> [What the task requires]:
Identify and pull out each line of the entries in which "relative" occurs.

> [Dataset records]:

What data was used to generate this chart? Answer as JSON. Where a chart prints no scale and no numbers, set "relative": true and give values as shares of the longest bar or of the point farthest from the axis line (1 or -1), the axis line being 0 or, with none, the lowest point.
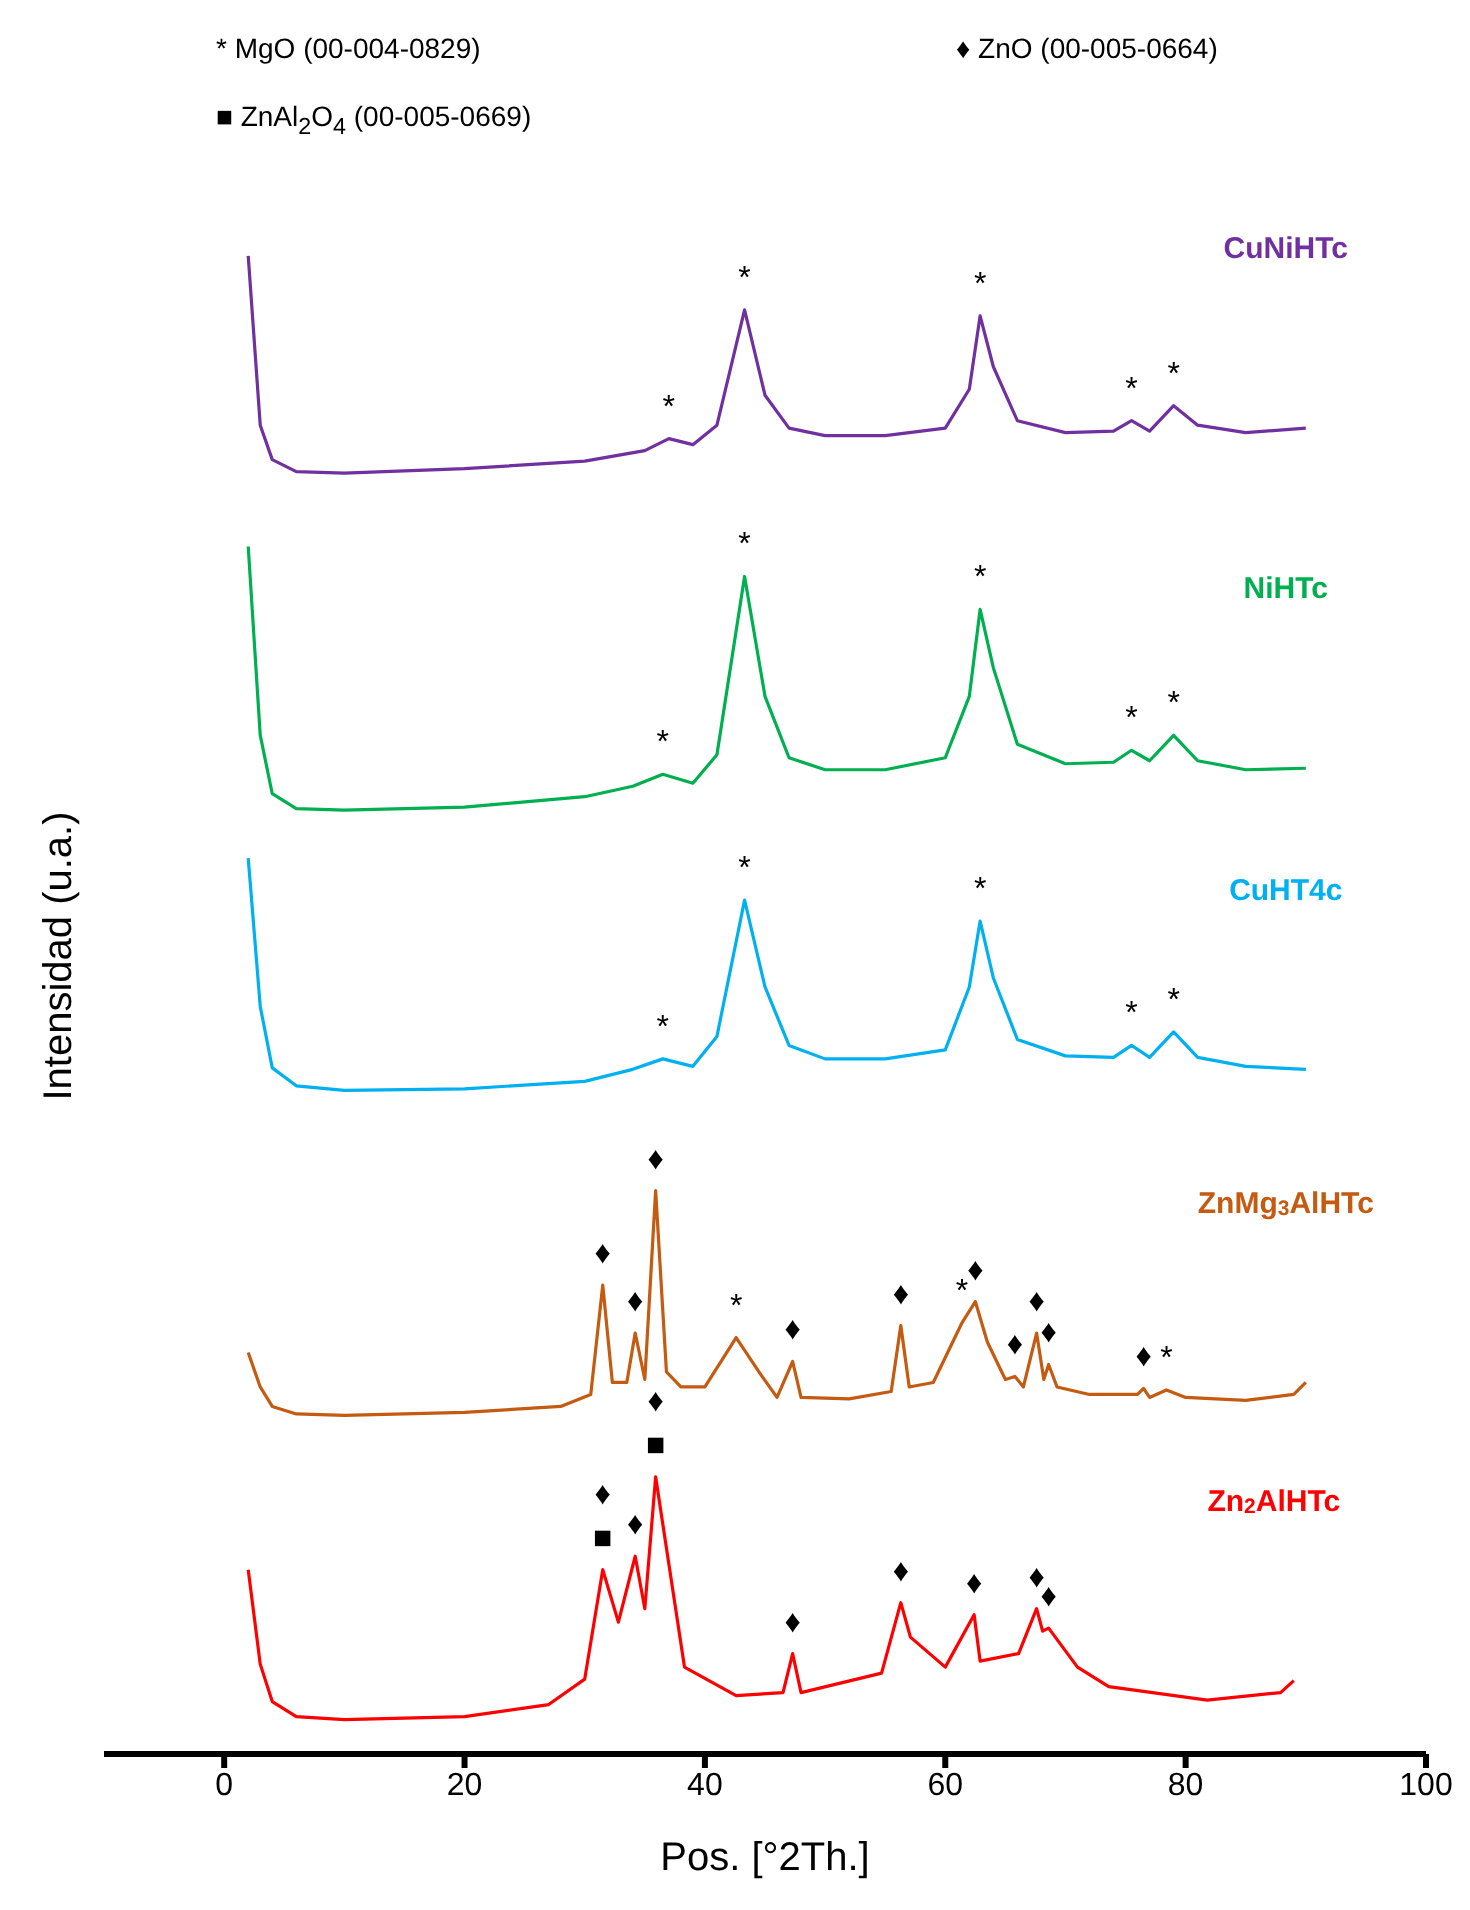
{
  "chart_data": {
    "type": "line",
    "relative": true,
    "xlabel": "Pos. [°2Th.]",
    "ylabel": "Intensidad (u.a.)",
    "xlim": [
      -10,
      100
    ],
    "xticks": [
      0,
      20,
      40,
      60,
      80,
      100
    ],
    "marker": "none",
    "line_style": "solid",
    "series": [
      {
        "name": "CuNiHTc",
        "color": "#7030a0",
        "x": [
          2,
          3,
          4,
          6,
          10,
          20,
          30,
          35,
          37,
          39,
          41,
          43.3,
          45,
          47,
          50,
          55,
          60,
          62,
          62.9,
          64,
          66,
          70,
          74,
          75.5,
          77,
          79,
          81,
          85,
          90
        ],
        "values": [
          1.0,
          0.887,
          0.864,
          0.856,
          0.855,
          0.858,
          0.863,
          0.87,
          0.878,
          0.874,
          0.887,
          0.964,
          0.907,
          0.885,
          0.88,
          0.88,
          0.885,
          0.911,
          0.96,
          0.926,
          0.89,
          0.882,
          0.883,
          0.89,
          0.883,
          0.9,
          0.887,
          0.882,
          0.885
        ]
      },
      {
        "name": "NiHTc",
        "color": "#00b050",
        "x": [
          2,
          3,
          4,
          6,
          10,
          20,
          30,
          34,
          36.5,
          39,
          41,
          43.3,
          45,
          47,
          50,
          55,
          60,
          62,
          62.9,
          64,
          66,
          70,
          74,
          75.5,
          77,
          79,
          81,
          85,
          90
        ],
        "values": [
          0.806,
          0.68,
          0.641,
          0.631,
          0.63,
          0.632,
          0.639,
          0.646,
          0.654,
          0.648,
          0.667,
          0.786,
          0.706,
          0.665,
          0.657,
          0.657,
          0.665,
          0.706,
          0.764,
          0.725,
          0.674,
          0.661,
          0.662,
          0.67,
          0.663,
          0.68,
          0.663,
          0.657,
          0.658
        ]
      },
      {
        "name": "CuHT4c",
        "color": "#00b0f0",
        "x": [
          2,
          3,
          4,
          6,
          10,
          20,
          30,
          34,
          36.5,
          39,
          41,
          43.3,
          45,
          47,
          50,
          55,
          60,
          62,
          62.9,
          64,
          66,
          70,
          74,
          75.5,
          77,
          79,
          81,
          85,
          90
        ],
        "values": [
          0.598,
          0.499,
          0.458,
          0.446,
          0.443,
          0.444,
          0.449,
          0.457,
          0.464,
          0.459,
          0.479,
          0.57,
          0.512,
          0.473,
          0.464,
          0.464,
          0.47,
          0.512,
          0.556,
          0.518,
          0.477,
          0.466,
          0.465,
          0.473,
          0.465,
          0.482,
          0.465,
          0.459,
          0.457
        ]
      },
      {
        "name": "ZnMg$_{3}$AlHTc",
        "color": "#c55a11",
        "x": [
          2,
          3,
          4,
          6,
          10,
          20,
          28,
          30.5,
          31.5,
          32.3,
          33.5,
          34.2,
          35,
          35.9,
          36.8,
          38,
          40,
          42.6,
          44.5,
          46,
          47.3,
          48,
          52,
          55.5,
          56.3,
          57,
          59,
          61.4,
          62.5,
          63.5,
          65,
          65.8,
          66.5,
          67.6,
          68.2,
          68.6,
          69.3,
          72,
          76,
          76.5,
          77,
          78.4,
          80,
          85,
          89,
          90
        ],
        "values": [
          0.268,
          0.245,
          0.232,
          0.227,
          0.226,
          0.228,
          0.232,
          0.24,
          0.313,
          0.248,
          0.248,
          0.281,
          0.25,
          0.376,
          0.255,
          0.245,
          0.245,
          0.278,
          0.255,
          0.238,
          0.262,
          0.238,
          0.237,
          0.242,
          0.286,
          0.245,
          0.248,
          0.288,
          0.302,
          0.275,
          0.25,
          0.252,
          0.245,
          0.281,
          0.25,
          0.26,
          0.245,
          0.24,
          0.24,
          0.244,
          0.238,
          0.243,
          0.238,
          0.236,
          0.24,
          0.248
        ]
      },
      {
        "name": "Zn$_{2}$AlHTc",
        "color": "#ff0000",
        "x": [
          2,
          3,
          4,
          6,
          10,
          20,
          27,
          30,
          31.5,
          32.8,
          34.2,
          35,
          35.9,
          38.3,
          42.6,
          46.5,
          47.3,
          48,
          54.7,
          56.3,
          57.1,
          60,
          62.4,
          62.9,
          66.1,
          67.6,
          68.1,
          68.6,
          71,
          73.6,
          81.8,
          87.9,
          89
        ],
        "values": [
          0.123,
          0.06,
          0.035,
          0.025,
          0.023,
          0.025,
          0.033,
          0.05,
          0.123,
          0.088,
          0.132,
          0.097,
          0.185,
          0.058,
          0.039,
          0.041,
          0.067,
          0.041,
          0.054,
          0.101,
          0.078,
          0.058,
          0.093,
          0.062,
          0.067,
          0.097,
          0.082,
          0.084,
          0.058,
          0.045,
          0.036,
          0.041,
          0.049
        ]
      }
    ],
    "annotations": [
      "* MgO (00-004-0829)",
      "♦ ZnO (00-005-0664)",
      "■ ZnAl$_{2}$O$_{4}$ (00-005-0669)",
      {
        "text": "*",
        "x": 37,
        "y": 0.878
      },
      {
        "text": "*",
        "x": 43.3,
        "y": 0.964
      },
      {
        "text": "*",
        "x": 62.9,
        "y": 0.96
      },
      {
        "text": "*",
        "x": 75.5,
        "y": 0.89
      },
      {
        "text": "*",
        "x": 79,
        "y": 0.9
      },
      {
        "text": "*",
        "x": 36.5,
        "y": 0.654
      },
      {
        "text": "*",
        "x": 43.3,
        "y": 0.786
      },
      {
        "text": "*",
        "x": 62.9,
        "y": 0.764
      },
      {
        "text": "*",
        "x": 75.5,
        "y": 0.67
      },
      {
        "text": "*",
        "x": 79,
        "y": 0.68
      },
      {
        "text": "*",
        "x": 36.5,
        "y": 0.464
      },
      {
        "text": "*",
        "x": 43.3,
        "y": 0.57
      },
      {
        "text": "*",
        "x": 62.9,
        "y": 0.556
      },
      {
        "text": "*",
        "x": 75.5,
        "y": 0.473
      },
      {
        "text": "*",
        "x": 79,
        "y": 0.482
      },
      {
        "text": "♦",
        "x": 31.5,
        "y": 0.313
      },
      {
        "text": "♦",
        "x": 34.2,
        "y": 0.281
      },
      {
        "text": "♦",
        "x": 35.9,
        "y": 0.376
      },
      {
        "text": "*",
        "x": 42.6,
        "y": 0.278
      },
      {
        "text": "♦",
        "x": 47.3,
        "y": 0.262
      },
      {
        "text": "♦",
        "x": 56.3,
        "y": 0.286
      },
      {
        "text": "*",
        "x": 61.4,
        "y": 0.288
      },
      {
        "text": "♦",
        "x": 62.5,
        "y": 0.302
      },
      {
        "text": "♦",
        "x": 65.8,
        "y": 0.252
      },
      {
        "text": "♦",
        "x": 67.6,
        "y": 0.281
      },
      {
        "text": "♦",
        "x": 68.6,
        "y": 0.26
      },
      {
        "text": "♦",
        "x": 76.5,
        "y": 0.244
      },
      {
        "text": "*",
        "x": 78.4,
        "y": 0.243
      },
      {
        "text": "■",
        "x": 31.5,
        "y": 0.123
      },
      {
        "text": "♦",
        "x": 31.5,
        "y": 0.123
      },
      {
        "text": "♦",
        "x": 34.2,
        "y": 0.132
      },
      {
        "text": "■",
        "x": 35.9,
        "y": 0.185
      },
      {
        "text": "♦",
        "x": 35.9,
        "y": 0.185
      },
      {
        "text": "♦",
        "x": 47.3,
        "y": 0.067
      },
      {
        "text": "♦",
        "x": 56.3,
        "y": 0.101
      },
      {
        "text": "♦",
        "x": 62.4,
        "y": 0.093
      },
      {
        "text": "♦",
        "x": 67.6,
        "y": 0.097
      },
      {
        "text": "♦",
        "x": 68.6,
        "y": 0.084
      }
    ]
  }
}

> [Exercise output]:
What data was used to generate this chart? Answer as JSON. Where a chart prints no scale and no numbers, set "relative": true and give values as shares of the longest bar or of the point farthest from the axis line (1 or -1), the axis line being 0 or, with none, the lowest point.
    "relative": true,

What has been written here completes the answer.